▶ **EXERCISE GOAL**:
Please give the entries again in full and exactly, without any picture.

----------

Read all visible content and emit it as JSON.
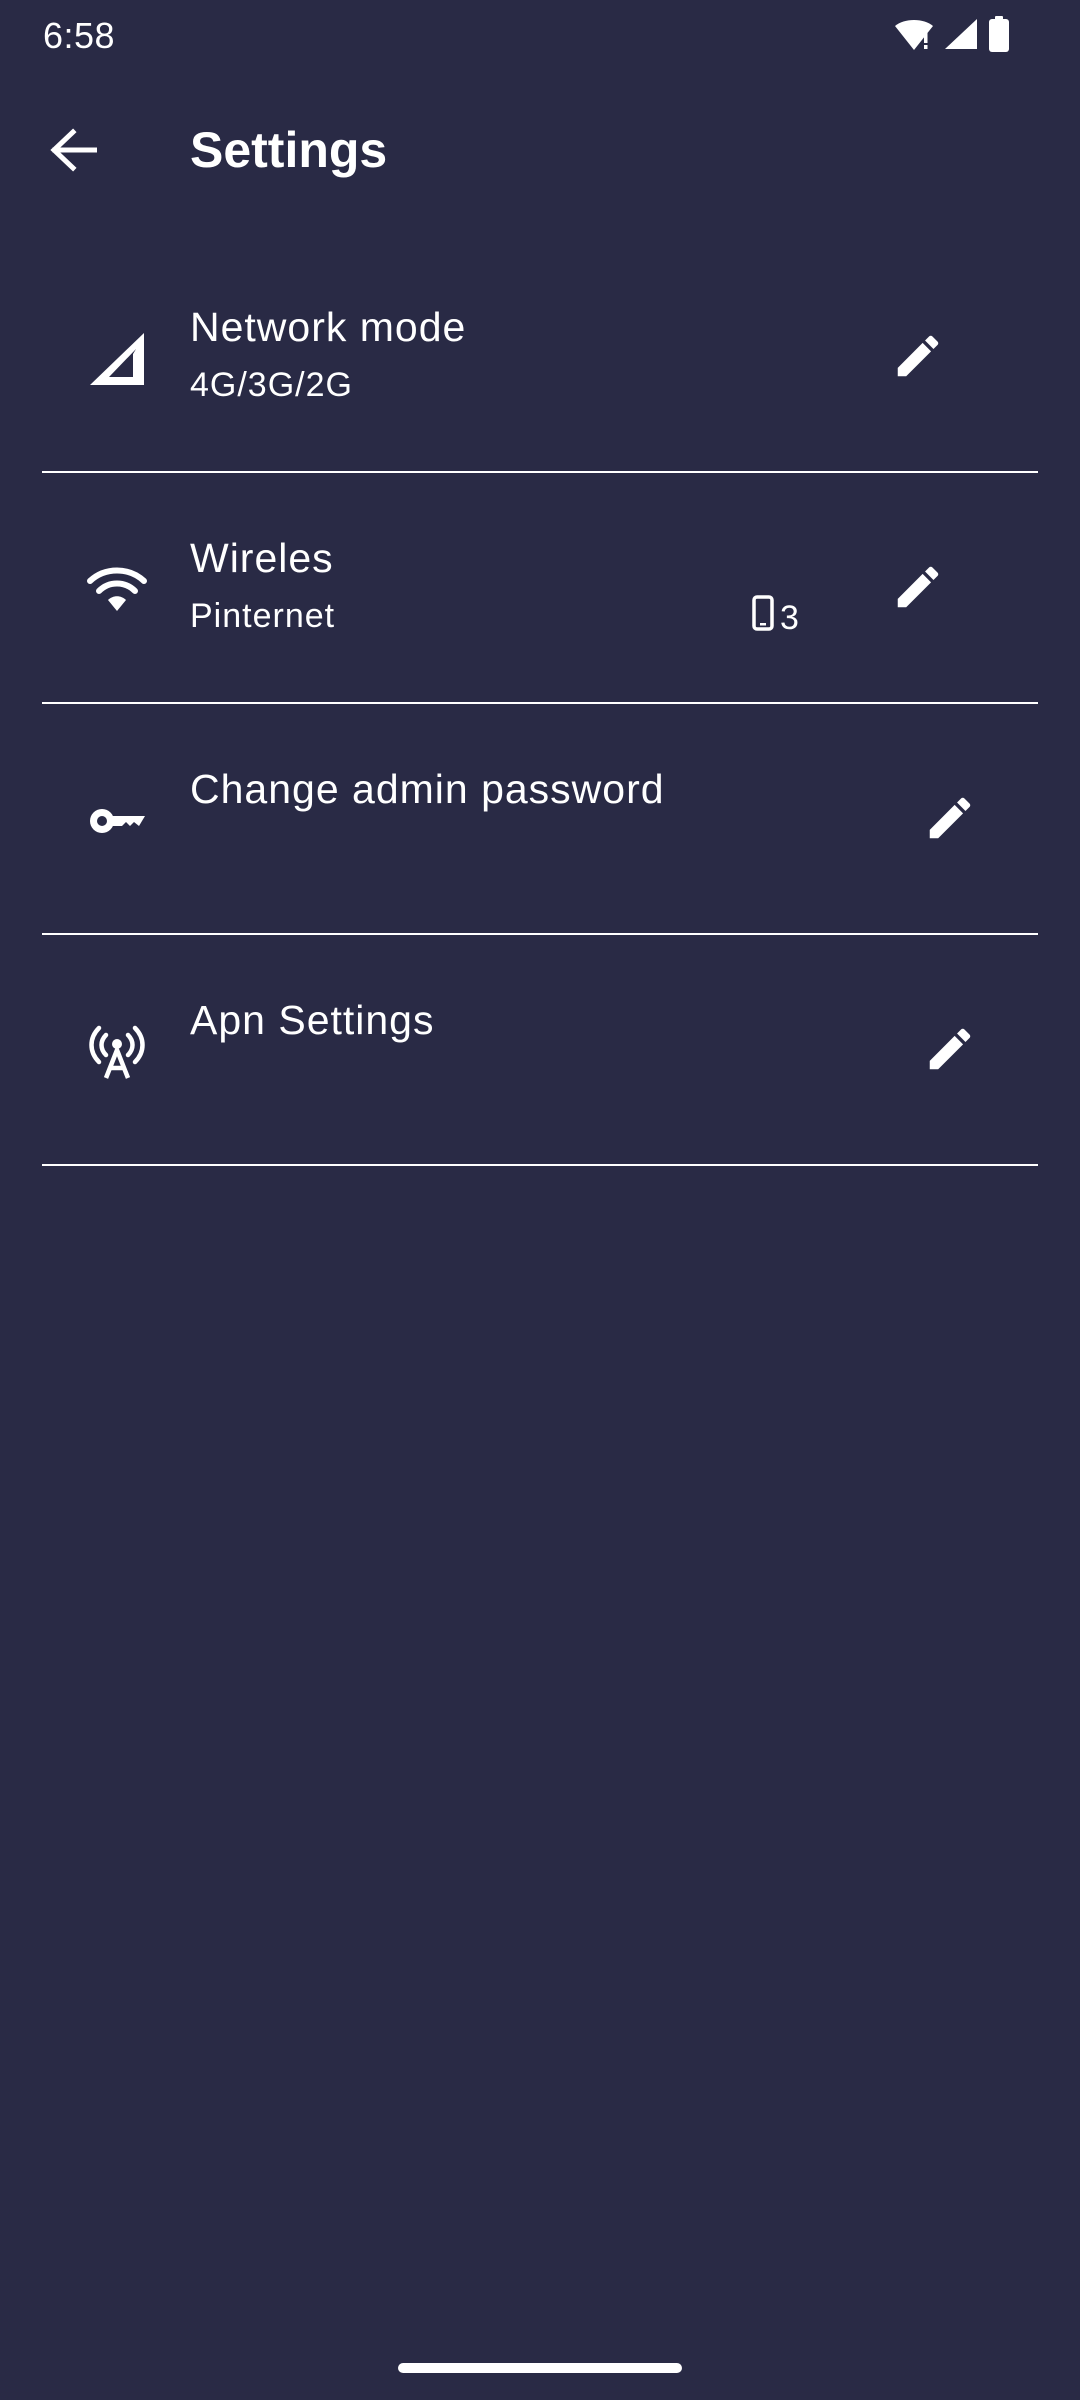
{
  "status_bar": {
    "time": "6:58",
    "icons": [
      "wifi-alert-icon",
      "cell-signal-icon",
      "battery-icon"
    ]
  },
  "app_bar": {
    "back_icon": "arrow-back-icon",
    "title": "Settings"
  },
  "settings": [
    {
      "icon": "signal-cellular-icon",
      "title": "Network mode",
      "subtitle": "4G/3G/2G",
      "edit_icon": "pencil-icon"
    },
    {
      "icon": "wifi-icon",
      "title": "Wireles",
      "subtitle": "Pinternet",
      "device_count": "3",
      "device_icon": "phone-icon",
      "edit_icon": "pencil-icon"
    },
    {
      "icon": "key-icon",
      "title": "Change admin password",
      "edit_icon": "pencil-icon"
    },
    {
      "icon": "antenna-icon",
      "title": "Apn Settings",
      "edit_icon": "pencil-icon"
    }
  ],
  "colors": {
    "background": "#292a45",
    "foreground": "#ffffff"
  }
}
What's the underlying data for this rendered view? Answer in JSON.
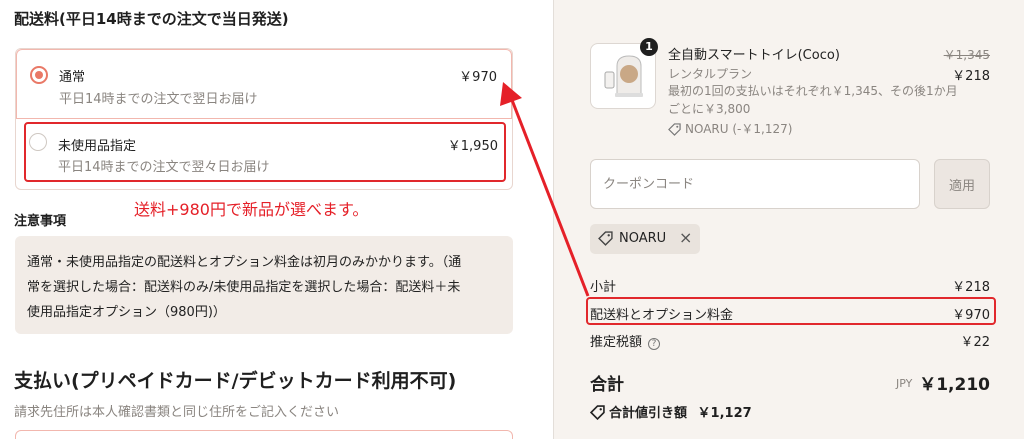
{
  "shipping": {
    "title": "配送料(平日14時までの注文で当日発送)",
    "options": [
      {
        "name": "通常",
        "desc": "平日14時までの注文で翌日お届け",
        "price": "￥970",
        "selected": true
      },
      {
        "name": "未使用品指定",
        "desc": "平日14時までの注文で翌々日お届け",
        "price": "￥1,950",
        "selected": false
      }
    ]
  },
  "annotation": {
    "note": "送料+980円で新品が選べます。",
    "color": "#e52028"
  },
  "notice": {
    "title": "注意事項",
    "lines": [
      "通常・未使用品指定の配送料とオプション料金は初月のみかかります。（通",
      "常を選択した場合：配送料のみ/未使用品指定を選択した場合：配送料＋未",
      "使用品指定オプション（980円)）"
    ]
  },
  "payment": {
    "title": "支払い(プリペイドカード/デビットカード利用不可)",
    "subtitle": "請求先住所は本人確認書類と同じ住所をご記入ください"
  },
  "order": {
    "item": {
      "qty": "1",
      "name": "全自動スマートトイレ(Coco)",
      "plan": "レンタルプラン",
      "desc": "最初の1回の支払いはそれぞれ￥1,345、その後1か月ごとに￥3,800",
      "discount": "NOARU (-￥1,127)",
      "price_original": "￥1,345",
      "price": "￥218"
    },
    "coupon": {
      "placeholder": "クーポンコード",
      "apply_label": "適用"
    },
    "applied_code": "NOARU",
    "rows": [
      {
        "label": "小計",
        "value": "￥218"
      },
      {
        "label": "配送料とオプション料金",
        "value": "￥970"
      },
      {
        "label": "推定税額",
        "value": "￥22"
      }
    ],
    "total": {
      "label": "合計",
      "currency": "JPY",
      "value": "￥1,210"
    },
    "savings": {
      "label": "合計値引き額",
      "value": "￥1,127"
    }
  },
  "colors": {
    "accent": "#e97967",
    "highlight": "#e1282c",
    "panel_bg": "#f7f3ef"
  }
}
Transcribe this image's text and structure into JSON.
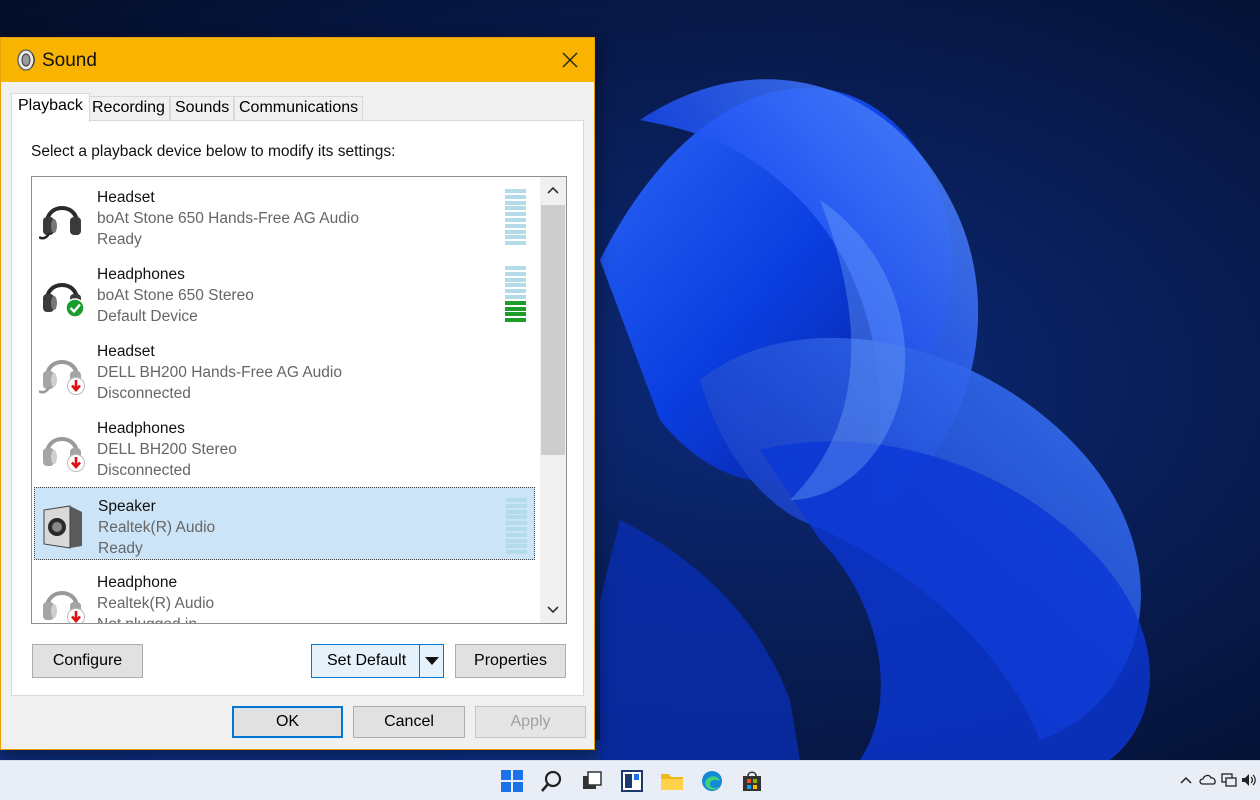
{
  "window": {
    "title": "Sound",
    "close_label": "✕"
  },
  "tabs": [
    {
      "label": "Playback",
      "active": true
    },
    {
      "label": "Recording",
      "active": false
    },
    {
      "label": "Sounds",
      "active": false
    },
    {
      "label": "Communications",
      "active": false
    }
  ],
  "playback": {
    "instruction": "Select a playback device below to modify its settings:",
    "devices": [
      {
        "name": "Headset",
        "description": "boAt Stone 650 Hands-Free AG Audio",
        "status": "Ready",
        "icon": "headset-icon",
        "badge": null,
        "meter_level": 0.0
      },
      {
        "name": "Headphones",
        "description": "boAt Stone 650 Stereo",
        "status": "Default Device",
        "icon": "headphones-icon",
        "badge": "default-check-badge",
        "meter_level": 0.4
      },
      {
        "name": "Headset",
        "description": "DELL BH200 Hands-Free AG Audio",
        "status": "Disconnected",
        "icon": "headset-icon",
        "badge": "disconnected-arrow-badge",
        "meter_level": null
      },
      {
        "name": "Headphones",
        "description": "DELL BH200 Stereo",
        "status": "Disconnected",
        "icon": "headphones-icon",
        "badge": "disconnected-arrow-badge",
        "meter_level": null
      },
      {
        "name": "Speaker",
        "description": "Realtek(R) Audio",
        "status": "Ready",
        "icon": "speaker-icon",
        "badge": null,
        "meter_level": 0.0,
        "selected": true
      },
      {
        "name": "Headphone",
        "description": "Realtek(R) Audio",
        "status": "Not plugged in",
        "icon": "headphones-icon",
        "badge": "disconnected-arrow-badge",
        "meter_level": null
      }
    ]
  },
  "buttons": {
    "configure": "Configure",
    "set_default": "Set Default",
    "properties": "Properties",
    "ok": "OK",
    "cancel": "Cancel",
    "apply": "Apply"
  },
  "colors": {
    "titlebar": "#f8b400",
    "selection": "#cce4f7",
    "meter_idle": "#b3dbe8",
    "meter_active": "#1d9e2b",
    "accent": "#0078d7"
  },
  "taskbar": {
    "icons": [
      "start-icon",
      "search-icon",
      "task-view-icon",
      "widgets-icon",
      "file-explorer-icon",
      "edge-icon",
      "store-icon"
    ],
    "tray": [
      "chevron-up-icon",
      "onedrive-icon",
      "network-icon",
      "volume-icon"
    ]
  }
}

----------

▶ **TASK RESULT**:
Read all visible content and emit it as JSON.
{
  "status_bar": {
    "time": "6:58",
    "icons": [
      "wifi-alert-icon",
      "cell-signal-icon",
      "battery-icon"
    ]
  },
  "app_bar": {
    "back_icon": "arrow-back-icon",
    "title": "Settings"
  },
  "settings": [
    {
      "icon": "signal-cellular-icon",
      "title": "Network mode",
      "subtitle": "4G/3G/2G",
      "edit_icon": "pencil-icon"
    },
    {
      "icon": "wifi-icon",
      "title": "Wireles",
      "subtitle": "Pinternet",
      "device_count": "3",
      "device_icon": "phone-icon",
      "edit_icon": "pencil-icon"
    },
    {
      "icon": "key-icon",
      "title": "Change admin password",
      "edit_icon": "pencil-icon"
    },
    {
      "icon": "antenna-icon",
      "title": "Apn Settings",
      "edit_icon": "pencil-icon"
    }
  ],
  "colors": {
    "background": "#292a45",
    "foreground": "#ffffff"
  }
}
What's the underlying data for this rendered view? Answer in JSON.
{
  "shipping": {
    "title": "配送料(平日14時までの注文で当日発送)",
    "options": [
      {
        "name": "通常",
        "desc": "平日14時までの注文で翌日お届け",
        "price": "￥970",
        "selected": true
      },
      {
        "name": "未使用品指定",
        "desc": "平日14時までの注文で翌々日お届け",
        "price": "￥1,950",
        "selected": false
      }
    ]
  },
  "annotation": {
    "note": "送料+980円で新品が選べます。",
    "color": "#e52028"
  },
  "notice": {
    "title": "注意事項",
    "lines": [
      "通常・未使用品指定の配送料とオプション料金は初月のみかかります。（通",
      "常を選択した場合：配送料のみ/未使用品指定を選択した場合：配送料＋未",
      "使用品指定オプション（980円)）"
    ]
  },
  "payment": {
    "title": "支払い(プリペイドカード/デビットカード利用不可)",
    "subtitle": "請求先住所は本人確認書類と同じ住所をご記入ください"
  },
  "order": {
    "item": {
      "qty": "1",
      "name": "全自動スマートトイレ(Coco)",
      "plan": "レンタルプラン",
      "desc": "最初の1回の支払いはそれぞれ￥1,345、その後1か月ごとに￥3,800",
      "discount": "NOARU (-￥1,127)",
      "price_original": "￥1,345",
      "price": "￥218"
    },
    "coupon": {
      "placeholder": "クーポンコード",
      "apply_label": "適用"
    },
    "applied_code": "NOARU",
    "rows": [
      {
        "label": "小計",
        "value": "￥218"
      },
      {
        "label": "配送料とオプション料金",
        "value": "￥970"
      },
      {
        "label": "推定税額",
        "value": "￥22"
      }
    ],
    "total": {
      "label": "合計",
      "currency": "JPY",
      "value": "￥1,210"
    },
    "savings": {
      "label": "合計値引き額",
      "value": "￥1,127"
    }
  },
  "colors": {
    "accent": "#e97967",
    "highlight": "#e1282c",
    "panel_bg": "#f7f3ef"
  }
}
Transcribe this image's text and structure into JSON.
{
  "window": {
    "title": "Sound",
    "close_label": "✕"
  },
  "tabs": [
    {
      "label": "Playback",
      "active": true
    },
    {
      "label": "Recording",
      "active": false
    },
    {
      "label": "Sounds",
      "active": false
    },
    {
      "label": "Communications",
      "active": false
    }
  ],
  "playback": {
    "instruction": "Select a playback device below to modify its settings:",
    "devices": [
      {
        "name": "Headset",
        "description": "boAt Stone 650 Hands-Free AG Audio",
        "status": "Ready",
        "icon": "headset-icon",
        "badge": null,
        "meter_level": 0.0
      },
      {
        "name": "Headphones",
        "description": "boAt Stone 650 Stereo",
        "status": "Default Device",
        "icon": "headphones-icon",
        "badge": "default-check-badge",
        "meter_level": 0.4
      },
      {
        "name": "Headset",
        "description": "DELL BH200 Hands-Free AG Audio",
        "status": "Disconnected",
        "icon": "headset-icon",
        "badge": "disconnected-arrow-badge",
        "meter_level": null
      },
      {
        "name": "Headphones",
        "description": "DELL BH200 Stereo",
        "status": "Disconnected",
        "icon": "headphones-icon",
        "badge": "disconnected-arrow-badge",
        "meter_level": null
      },
      {
        "name": "Speaker",
        "description": "Realtek(R) Audio",
        "status": "Ready",
        "icon": "speaker-icon",
        "badge": null,
        "meter_level": 0.0,
        "selected": true
      },
      {
        "name": "Headphone",
        "description": "Realtek(R) Audio",
        "status": "Not plugged in",
        "icon": "headphones-icon",
        "badge": "disconnected-arrow-badge",
        "meter_level": null
      }
    ]
  },
  "buttons": {
    "configure": "Configure",
    "set_default": "Set Default",
    "properties": "Properties",
    "ok": "OK",
    "cancel": "Cancel",
    "apply": "Apply"
  },
  "colors": {
    "titlebar": "#f8b400",
    "selection": "#cce4f7",
    "meter_idle": "#b3dbe8",
    "meter_active": "#1d9e2b",
    "accent": "#0078d7"
  },
  "taskbar": {
    "icons": [
      "start-icon",
      "search-icon",
      "task-view-icon",
      "widgets-icon",
      "file-explorer-icon",
      "edge-icon",
      "store-icon"
    ],
    "tray": [
      "chevron-up-icon",
      "onedrive-icon",
      "network-icon",
      "volume-icon"
    ]
  }
}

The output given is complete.